(GIVEN TASK):
Select all lines in the records that include "JSON".

(EXERCISE MATERIAL):
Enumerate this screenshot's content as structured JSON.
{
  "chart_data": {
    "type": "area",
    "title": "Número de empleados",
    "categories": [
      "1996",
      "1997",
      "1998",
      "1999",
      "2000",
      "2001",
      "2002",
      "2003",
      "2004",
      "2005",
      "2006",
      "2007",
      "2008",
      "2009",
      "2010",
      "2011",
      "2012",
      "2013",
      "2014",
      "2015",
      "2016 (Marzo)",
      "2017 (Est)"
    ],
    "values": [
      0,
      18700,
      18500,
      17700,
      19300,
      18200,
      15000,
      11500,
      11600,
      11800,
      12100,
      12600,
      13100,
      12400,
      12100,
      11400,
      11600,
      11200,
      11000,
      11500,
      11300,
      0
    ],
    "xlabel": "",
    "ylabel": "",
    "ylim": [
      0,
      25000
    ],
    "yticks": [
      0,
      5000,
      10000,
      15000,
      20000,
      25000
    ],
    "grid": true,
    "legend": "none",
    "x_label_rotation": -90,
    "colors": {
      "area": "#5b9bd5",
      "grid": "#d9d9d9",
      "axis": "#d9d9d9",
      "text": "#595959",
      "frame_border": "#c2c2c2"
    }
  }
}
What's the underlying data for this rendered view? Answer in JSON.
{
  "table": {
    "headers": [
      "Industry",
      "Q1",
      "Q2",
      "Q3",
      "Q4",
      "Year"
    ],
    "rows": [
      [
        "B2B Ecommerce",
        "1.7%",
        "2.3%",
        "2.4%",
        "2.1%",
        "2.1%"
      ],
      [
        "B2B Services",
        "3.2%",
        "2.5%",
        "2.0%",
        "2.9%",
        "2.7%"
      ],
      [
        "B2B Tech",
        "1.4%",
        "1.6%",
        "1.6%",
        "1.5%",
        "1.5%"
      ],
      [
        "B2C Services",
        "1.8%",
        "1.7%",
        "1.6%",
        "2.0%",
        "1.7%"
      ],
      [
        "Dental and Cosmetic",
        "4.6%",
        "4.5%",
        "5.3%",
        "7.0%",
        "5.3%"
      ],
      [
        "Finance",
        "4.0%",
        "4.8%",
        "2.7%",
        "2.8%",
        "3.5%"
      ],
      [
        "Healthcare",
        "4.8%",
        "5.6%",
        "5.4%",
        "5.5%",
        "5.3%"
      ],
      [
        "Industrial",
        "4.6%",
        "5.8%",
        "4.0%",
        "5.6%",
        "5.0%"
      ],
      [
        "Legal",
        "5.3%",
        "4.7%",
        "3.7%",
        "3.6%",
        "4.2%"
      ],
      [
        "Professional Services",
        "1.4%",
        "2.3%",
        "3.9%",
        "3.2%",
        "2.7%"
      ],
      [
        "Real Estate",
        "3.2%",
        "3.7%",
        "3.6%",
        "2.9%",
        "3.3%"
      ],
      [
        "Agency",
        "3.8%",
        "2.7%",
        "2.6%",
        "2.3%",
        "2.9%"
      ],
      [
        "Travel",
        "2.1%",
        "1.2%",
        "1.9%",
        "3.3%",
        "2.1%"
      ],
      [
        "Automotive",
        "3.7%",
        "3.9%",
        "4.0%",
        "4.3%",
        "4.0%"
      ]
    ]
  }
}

(SOLUTION FOR THIS PROBLEM):
Enumerate this screenshot's content as structured JSON.
What's the underlying data for this rendered view? Answer in JSON.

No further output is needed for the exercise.